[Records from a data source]
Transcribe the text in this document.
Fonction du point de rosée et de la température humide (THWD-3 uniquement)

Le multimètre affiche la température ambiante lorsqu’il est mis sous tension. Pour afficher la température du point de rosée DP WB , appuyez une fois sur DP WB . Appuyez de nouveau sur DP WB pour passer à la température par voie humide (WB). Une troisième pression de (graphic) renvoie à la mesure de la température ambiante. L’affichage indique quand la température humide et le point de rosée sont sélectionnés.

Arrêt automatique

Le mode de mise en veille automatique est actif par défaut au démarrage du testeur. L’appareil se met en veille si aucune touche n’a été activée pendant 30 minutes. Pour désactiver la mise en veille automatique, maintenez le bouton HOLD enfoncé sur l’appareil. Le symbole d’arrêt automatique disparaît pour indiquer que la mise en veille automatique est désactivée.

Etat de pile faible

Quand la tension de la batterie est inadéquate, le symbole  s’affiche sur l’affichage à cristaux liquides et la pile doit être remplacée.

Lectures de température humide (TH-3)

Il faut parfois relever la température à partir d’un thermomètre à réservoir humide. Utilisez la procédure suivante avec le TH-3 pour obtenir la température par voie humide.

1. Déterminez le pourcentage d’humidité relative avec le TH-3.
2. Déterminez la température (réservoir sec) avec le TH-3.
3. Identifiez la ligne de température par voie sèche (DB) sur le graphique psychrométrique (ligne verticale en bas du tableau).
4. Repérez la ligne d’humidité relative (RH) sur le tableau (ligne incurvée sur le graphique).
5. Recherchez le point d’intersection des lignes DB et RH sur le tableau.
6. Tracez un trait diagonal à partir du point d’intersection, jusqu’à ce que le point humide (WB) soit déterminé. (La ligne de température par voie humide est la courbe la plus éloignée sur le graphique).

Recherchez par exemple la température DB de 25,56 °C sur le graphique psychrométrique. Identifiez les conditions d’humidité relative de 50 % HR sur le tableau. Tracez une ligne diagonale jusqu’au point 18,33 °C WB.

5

→ **Task statement**
Transcribe the material exactly as it reads.

→ **Final result**
Transcribe the text in this document.
Fonction du point de rosée et de la température humide (THWD-3 uniquement)

Le multimètre affiche la température ambiante lorsqu’il est mis sous tension. Pour afficher la température du point de rosée DP WB , appuyez une fois sur DP WB . Appuyez de nouveau sur DP WB pour passer à la température par voie humide (WB). Une troisième pression de (graphic) renvoie à la mesure de la température ambiante. L’affichage indique quand la température humide et le point de rosée sont sélectionnés.

Arrêt automatique

Le mode de mise en veille automatique est actif par défaut au démarrage du testeur. L’appareil se met en veille si aucune touche n’a été activée pendant 30 minutes. Pour désactiver la mise en veille automatique, maintenez le bouton HOLD enfoncé sur l’appareil. Le symbole d’arrêt automatique disparaît pour indiquer que la mise en veille automatique est désactivée.

Etat de pile faible

Quand la tension de la batterie est inadéquate, le symbole  s’affiche sur l’affichage à cristaux liquides et la pile doit être remplacée.

Lectures de température humide (TH-3)

Il faut parfois relever la température à partir d’un thermomètre à réservoir humide. Utilisez la procédure suivante avec le TH-3 pour obtenir la température par voie humide.

1. Déterminez le pourcentage d’humidité relative avec le TH-3.
2. Déterminez la température (réservoir sec) avec le TH-3.
3. Identifiez la ligne de température par voie sèche (DB) sur le graphique psychrométrique (ligne verticale en bas du tableau).
4. Repérez la ligne d’humidité relative (RH) sur le tableau (ligne incurvée sur le graphique).
5. Recherchez le point d’intersection des lignes DB et RH sur le tableau.
6. Tracez un trait diagonal à partir du point d’intersection, jusqu’à ce que le point humide (WB) soit déterminé. (La ligne de température par voie humide est la courbe la plus éloignée sur le graphique).

Recherchez par exemple la température DB de 25,56 °C sur le graphique psychrométrique. Identifiez les conditions d’humidité relative de 50 % HR sur le tableau. Tracez une ligne diagonale jusqu’au point 18,33 °C WB.

5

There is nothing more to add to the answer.